### [EXERCISE OBJECTIVE]
Pick out the lines below that contain the string "финансовое" and copy them all.

(Collected data)

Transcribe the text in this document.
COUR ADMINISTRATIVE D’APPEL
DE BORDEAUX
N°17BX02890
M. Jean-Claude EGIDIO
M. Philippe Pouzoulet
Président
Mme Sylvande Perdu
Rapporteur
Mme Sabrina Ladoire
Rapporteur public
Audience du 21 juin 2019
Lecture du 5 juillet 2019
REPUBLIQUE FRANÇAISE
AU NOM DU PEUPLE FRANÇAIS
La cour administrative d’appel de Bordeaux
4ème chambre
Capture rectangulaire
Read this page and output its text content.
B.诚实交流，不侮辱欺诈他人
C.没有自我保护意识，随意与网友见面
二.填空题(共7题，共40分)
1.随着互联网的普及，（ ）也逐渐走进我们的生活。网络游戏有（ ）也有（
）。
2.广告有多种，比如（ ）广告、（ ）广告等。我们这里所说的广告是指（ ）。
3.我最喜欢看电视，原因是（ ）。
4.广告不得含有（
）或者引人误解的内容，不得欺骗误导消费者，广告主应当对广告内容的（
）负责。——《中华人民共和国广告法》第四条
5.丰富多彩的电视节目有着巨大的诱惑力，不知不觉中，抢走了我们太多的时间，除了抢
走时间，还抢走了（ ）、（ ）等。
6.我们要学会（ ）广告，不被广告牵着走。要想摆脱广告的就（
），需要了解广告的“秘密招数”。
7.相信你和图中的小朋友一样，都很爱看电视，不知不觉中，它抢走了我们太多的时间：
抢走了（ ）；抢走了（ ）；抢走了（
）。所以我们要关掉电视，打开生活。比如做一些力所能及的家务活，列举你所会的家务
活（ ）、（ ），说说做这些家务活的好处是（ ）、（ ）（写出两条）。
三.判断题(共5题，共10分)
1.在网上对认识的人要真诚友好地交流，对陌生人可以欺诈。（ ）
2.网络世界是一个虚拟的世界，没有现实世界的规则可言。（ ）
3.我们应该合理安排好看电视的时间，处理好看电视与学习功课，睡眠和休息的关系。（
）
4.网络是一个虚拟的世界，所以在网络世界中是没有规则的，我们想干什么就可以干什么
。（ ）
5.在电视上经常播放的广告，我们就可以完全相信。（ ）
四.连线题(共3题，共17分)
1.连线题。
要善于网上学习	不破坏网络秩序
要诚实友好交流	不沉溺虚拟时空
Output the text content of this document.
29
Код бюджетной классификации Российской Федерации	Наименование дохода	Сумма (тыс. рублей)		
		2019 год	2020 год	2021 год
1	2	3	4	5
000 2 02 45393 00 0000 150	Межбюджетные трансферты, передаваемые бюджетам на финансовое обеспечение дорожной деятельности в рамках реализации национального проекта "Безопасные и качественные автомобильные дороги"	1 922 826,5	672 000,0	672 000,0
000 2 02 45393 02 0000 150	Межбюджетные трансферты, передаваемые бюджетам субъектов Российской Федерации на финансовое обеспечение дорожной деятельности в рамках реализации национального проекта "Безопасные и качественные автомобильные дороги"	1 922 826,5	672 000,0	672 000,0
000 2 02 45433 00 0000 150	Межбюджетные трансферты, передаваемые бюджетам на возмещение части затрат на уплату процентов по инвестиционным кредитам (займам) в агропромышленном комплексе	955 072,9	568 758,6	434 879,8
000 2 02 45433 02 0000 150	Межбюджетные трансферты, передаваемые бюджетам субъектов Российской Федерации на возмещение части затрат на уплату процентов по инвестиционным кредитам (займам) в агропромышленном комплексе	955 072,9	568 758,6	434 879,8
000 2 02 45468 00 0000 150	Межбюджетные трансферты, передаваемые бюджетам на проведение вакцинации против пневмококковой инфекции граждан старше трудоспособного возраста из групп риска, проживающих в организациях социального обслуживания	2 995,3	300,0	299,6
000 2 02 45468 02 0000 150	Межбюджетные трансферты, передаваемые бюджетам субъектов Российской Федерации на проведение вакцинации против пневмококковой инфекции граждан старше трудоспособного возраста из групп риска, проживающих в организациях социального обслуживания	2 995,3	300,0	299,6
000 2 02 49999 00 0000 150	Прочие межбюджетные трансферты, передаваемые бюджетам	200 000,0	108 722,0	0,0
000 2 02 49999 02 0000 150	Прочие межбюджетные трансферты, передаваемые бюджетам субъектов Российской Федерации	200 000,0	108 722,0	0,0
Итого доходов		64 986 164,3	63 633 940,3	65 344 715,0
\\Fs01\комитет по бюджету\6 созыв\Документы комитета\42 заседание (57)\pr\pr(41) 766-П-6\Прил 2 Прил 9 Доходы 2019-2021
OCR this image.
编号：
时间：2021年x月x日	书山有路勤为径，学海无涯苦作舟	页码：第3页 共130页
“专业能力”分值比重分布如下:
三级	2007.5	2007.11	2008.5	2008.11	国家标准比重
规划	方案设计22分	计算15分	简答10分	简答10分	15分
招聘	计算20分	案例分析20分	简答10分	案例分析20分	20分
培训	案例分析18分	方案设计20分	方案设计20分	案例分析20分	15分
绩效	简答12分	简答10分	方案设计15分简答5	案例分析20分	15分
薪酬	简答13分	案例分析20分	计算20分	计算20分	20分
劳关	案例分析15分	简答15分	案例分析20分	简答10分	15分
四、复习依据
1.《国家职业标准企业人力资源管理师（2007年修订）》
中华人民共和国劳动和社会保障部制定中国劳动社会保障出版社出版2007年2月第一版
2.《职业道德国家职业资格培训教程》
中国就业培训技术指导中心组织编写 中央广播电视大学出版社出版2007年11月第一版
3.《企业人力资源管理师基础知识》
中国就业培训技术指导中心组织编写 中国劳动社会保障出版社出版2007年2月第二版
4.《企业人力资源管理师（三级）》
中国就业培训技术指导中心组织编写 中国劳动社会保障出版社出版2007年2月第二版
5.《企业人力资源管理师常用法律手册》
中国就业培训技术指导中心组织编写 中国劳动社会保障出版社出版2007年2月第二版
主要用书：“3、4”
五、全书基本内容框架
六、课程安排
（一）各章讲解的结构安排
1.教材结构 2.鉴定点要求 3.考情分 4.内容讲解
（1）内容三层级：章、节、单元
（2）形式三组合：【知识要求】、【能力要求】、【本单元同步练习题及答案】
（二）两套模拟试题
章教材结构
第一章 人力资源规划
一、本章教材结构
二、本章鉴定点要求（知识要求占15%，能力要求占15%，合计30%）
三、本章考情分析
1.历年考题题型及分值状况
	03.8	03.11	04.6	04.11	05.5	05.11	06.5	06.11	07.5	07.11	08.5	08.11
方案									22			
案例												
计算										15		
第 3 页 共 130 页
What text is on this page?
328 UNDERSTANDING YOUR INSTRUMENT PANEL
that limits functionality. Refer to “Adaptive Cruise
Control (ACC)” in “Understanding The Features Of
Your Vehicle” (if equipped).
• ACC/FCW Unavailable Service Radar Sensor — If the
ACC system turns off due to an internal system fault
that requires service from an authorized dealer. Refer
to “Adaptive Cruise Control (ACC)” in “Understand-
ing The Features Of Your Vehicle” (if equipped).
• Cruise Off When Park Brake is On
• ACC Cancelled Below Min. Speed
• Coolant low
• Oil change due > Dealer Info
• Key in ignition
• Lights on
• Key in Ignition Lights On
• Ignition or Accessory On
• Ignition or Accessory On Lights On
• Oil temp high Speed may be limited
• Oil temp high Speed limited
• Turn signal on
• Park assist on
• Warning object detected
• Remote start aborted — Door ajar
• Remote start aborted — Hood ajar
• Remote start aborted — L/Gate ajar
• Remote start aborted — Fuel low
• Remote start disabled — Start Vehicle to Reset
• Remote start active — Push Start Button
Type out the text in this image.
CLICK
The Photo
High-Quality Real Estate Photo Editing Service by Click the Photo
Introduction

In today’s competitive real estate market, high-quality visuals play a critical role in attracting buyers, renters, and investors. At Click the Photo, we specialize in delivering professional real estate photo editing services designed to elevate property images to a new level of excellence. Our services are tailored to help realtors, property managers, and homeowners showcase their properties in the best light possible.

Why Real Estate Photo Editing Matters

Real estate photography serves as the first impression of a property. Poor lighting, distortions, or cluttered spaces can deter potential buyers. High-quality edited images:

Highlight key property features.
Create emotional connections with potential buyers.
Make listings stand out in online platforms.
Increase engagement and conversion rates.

### [ANSWER TO THE EXERCISE]
000 2 02 45393 00 0000 150	Межбюджетные трансферты, передаваемые бюджетам на финансовое обеспечение дорожной деятельности в рамках реализации национального проекта "Безопасные и качественные автомобильные дороги"	1 922 826,5	672 000,0	672 000,0
000 2 02 45393 02 0000 150	Межбюджетные трансферты, передаваемые бюджетам субъектов Российской Федерации на финансовое обеспечение дорожной деятельности в рамках реализации национального проекта "Безопасные и качественные автомобильные дороги"	1 922 826,5	672 000,0	672 000,0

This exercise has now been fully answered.